Stored entries:
________________________

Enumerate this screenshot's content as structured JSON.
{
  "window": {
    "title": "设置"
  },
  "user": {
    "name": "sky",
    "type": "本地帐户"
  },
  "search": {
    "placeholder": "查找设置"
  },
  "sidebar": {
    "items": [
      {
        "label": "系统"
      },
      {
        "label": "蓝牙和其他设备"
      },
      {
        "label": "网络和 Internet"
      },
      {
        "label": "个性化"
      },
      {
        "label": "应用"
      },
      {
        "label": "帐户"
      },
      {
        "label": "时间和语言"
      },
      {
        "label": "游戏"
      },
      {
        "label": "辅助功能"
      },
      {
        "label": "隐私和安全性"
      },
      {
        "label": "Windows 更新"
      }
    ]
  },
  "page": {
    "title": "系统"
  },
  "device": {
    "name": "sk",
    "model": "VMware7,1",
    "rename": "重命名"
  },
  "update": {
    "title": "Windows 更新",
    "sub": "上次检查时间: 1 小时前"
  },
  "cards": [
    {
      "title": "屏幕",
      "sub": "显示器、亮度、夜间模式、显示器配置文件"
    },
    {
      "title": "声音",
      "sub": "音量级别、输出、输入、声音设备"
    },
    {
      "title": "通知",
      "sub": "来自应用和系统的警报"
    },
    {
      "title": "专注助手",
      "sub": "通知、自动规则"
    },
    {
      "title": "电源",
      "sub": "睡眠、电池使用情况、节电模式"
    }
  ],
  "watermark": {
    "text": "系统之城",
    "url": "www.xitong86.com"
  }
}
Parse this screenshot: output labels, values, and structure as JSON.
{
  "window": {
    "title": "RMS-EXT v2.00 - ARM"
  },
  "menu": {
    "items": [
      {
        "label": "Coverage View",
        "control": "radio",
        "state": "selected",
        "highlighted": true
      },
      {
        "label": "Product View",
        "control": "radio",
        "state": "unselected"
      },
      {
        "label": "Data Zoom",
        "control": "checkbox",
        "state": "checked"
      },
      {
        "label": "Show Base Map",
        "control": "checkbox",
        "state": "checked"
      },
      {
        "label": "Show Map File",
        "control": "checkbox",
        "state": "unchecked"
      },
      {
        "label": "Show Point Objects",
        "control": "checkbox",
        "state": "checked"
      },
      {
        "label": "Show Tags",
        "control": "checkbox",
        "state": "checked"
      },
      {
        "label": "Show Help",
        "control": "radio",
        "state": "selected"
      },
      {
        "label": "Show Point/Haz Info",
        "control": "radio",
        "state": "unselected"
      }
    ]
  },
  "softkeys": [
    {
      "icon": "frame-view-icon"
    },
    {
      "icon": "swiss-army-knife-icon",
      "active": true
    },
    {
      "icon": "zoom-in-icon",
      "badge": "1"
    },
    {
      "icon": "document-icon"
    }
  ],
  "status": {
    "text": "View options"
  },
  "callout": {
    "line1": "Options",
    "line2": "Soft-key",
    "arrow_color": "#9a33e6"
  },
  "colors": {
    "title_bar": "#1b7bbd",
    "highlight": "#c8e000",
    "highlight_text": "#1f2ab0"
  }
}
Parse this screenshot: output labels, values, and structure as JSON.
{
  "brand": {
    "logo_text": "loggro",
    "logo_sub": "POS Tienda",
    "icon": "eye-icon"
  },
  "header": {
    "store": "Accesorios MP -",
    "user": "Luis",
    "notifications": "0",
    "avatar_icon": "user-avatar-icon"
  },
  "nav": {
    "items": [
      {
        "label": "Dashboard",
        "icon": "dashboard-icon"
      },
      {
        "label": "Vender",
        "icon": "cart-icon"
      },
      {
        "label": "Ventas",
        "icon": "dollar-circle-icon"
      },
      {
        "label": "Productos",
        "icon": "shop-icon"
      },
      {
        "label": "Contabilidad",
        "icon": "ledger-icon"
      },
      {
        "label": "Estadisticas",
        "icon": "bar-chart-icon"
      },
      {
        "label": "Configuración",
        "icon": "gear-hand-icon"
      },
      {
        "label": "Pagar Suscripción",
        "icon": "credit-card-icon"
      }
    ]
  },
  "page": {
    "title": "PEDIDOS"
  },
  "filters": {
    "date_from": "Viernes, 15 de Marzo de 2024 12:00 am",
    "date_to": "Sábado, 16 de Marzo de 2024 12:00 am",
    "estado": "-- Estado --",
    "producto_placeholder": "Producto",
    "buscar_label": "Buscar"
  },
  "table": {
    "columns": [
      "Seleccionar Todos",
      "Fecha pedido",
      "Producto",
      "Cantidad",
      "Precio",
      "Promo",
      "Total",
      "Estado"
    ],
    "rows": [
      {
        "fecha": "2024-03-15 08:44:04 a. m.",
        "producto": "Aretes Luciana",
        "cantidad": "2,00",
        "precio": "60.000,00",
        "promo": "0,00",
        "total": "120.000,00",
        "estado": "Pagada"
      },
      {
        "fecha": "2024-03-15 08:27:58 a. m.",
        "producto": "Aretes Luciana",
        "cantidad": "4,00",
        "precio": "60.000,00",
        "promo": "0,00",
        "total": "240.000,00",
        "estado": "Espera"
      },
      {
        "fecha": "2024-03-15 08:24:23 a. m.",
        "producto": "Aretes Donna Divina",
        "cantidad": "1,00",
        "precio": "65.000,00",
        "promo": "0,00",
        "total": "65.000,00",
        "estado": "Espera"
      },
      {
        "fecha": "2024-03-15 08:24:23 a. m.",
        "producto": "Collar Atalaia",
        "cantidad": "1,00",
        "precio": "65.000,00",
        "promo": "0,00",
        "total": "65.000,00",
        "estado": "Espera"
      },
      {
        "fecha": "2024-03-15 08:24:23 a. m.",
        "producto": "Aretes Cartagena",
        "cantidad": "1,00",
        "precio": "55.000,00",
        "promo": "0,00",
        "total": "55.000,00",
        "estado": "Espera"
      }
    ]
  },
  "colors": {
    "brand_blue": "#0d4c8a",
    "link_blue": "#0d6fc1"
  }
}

________________________

* [What you have to do]: Using the entries above, please restate each one word for word.

* [Finished answer]:
Enumerate this screenshot's content as structured JSON.
{
  "window": {
    "title": "设置"
  },
  "user": {
    "name": "sky",
    "type": "本地帐户"
  },
  "search": {
    "placeholder": "查找设置"
  },
  "sidebar": {
    "items": [
      {
        "label": "系统"
      },
      {
        "label": "蓝牙和其他设备"
      },
      {
        "label": "网络和 Internet"
      },
      {
        "label": "个性化"
      },
      {
        "label": "应用"
      },
      {
        "label": "帐户"
      },
      {
        "label": "时间和语言"
      },
      {
        "label": "游戏"
      },
      {
        "label": "辅助功能"
      },
      {
        "label": "隐私和安全性"
      },
      {
        "label": "Windows 更新"
      }
    ]
  },
  "page": {
    "title": "系统"
  },
  "device": {
    "name": "sk",
    "model": "VMware7,1",
    "rename": "重命名"
  },
  "update": {
    "title": "Windows 更新",
    "sub": "上次检查时间: 1 小时前"
  },
  "cards": [
    {
      "title": "屏幕",
      "sub": "显示器、亮度、夜间模式、显示器配置文件"
    },
    {
      "title": "声音",
      "sub": "音量级别、输出、输入、声音设备"
    },
    {
      "title": "通知",
      "sub": "来自应用和系统的警报"
    },
    {
      "title": "专注助手",
      "sub": "通知、自动规则"
    },
    {
      "title": "电源",
      "sub": "睡眠、电池使用情况、节电模式"
    }
  ],
  "watermark": {
    "text": "系统之城",
    "url": "www.xitong86.com"
  }
}
Parse this screenshot: output labels, values, and structure as JSON.
{
  "window": {
    "title": "RMS-EXT v2.00 - ARM"
  },
  "menu": {
    "items": [
      {
        "label": "Coverage View",
        "control": "radio",
        "state": "selected",
        "highlighted": true
      },
      {
        "label": "Product View",
        "control": "radio",
        "state": "unselected"
      },
      {
        "label": "Data Zoom",
        "control": "checkbox",
        "state": "checked"
      },
      {
        "label": "Show Base Map",
        "control": "checkbox",
        "state": "checked"
      },
      {
        "label": "Show Map File",
        "control": "checkbox",
        "state": "unchecked"
      },
      {
        "label": "Show Point Objects",
        "control": "checkbox",
        "state": "checked"
      },
      {
        "label": "Show Tags",
        "control": "checkbox",
        "state": "checked"
      },
      {
        "label": "Show Help",
        "control": "radio",
        "state": "selected"
      },
      {
        "label": "Show Point/Haz Info",
        "control": "radio",
        "state": "unselected"
      }
    ]
  },
  "softkeys": [
    {
      "icon": "frame-view-icon"
    },
    {
      "icon": "swiss-army-knife-icon",
      "active": true
    },
    {
      "icon": "zoom-in-icon",
      "badge": "1"
    },
    {
      "icon": "document-icon"
    }
  ],
  "status": {
    "text": "View options"
  },
  "callout": {
    "line1": "Options",
    "line2": "Soft-key",
    "arrow_color": "#9a33e6"
  },
  "colors": {
    "title_bar": "#1b7bbd",
    "highlight": "#c8e000",
    "highlight_text": "#1f2ab0"
  }
}
Parse this screenshot: output labels, values, and structure as JSON.
{
  "brand": {
    "logo_text": "loggro",
    "logo_sub": "POS Tienda",
    "icon": "eye-icon"
  },
  "header": {
    "store": "Accesorios MP -",
    "user": "Luis",
    "notifications": "0",
    "avatar_icon": "user-avatar-icon"
  },
  "nav": {
    "items": [
      {
        "label": "Dashboard",
        "icon": "dashboard-icon"
      },
      {
        "label": "Vender",
        "icon": "cart-icon"
      },
      {
        "label": "Ventas",
        "icon": "dollar-circle-icon"
      },
      {
        "label": "Productos",
        "icon": "shop-icon"
      },
      {
        "label": "Contabilidad",
        "icon": "ledger-icon"
      },
      {
        "label": "Estadisticas",
        "icon": "bar-chart-icon"
      },
      {
        "label": "Configuración",
        "icon": "gear-hand-icon"
      },
      {
        "label": "Pagar Suscripción",
        "icon": "credit-card-icon"
      }
    ]
  },
  "page": {
    "title": "PEDIDOS"
  },
  "filters": {
    "date_from": "Viernes, 15 de Marzo de 2024 12:00 am",
    "date_to": "Sábado, 16 de Marzo de 2024 12:00 am",
    "estado": "-- Estado --",
    "producto_placeholder": "Producto",
    "buscar_label": "Buscar"
  },
  "table": {
    "columns": [
      "Seleccionar Todos",
      "Fecha pedido",
      "Producto",
      "Cantidad",
      "Precio",
      "Promo",
      "Total",
      "Estado"
    ],
    "rows": [
      {
        "fecha": "2024-03-15 08:44:04 a. m.",
        "producto": "Aretes Luciana",
        "cantidad": "2,00",
        "precio": "60.000,00",
        "promo": "0,00",
        "total": "120.000,00",
        "estado": "Pagada"
      },
      {
        "fecha": "2024-03-15 08:27:58 a. m.",
        "producto": "Aretes Luciana",
        "cantidad": "4,00",
        "precio": "60.000,00",
        "promo": "0,00",
        "total": "240.000,00",
        "estado": "Espera"
      },
      {
        "fecha": "2024-03-15 08:24:23 a. m.",
        "producto": "Aretes Donna Divina",
        "cantidad": "1,00",
        "precio": "65.000,00",
        "promo": "0,00",
        "total": "65.000,00",
        "estado": "Espera"
      },
      {
        "fecha": "2024-03-15 08:24:23 a. m.",
        "producto": "Collar Atalaia",
        "cantidad": "1,00",
        "precio": "65.000,00",
        "promo": "0,00",
        "total": "65.000,00",
        "estado": "Espera"
      },
      {
        "fecha": "2024-03-15 08:24:23 a. m.",
        "producto": "Aretes Cartagena",
        "cantidad": "1,00",
        "precio": "55.000,00",
        "promo": "0,00",
        "total": "55.000,00",
        "estado": "Espera"
      }
    ]
  },
  "colors": {
    "brand_blue": "#0d4c8a",
    "link_blue": "#0d6fc1"
  }
}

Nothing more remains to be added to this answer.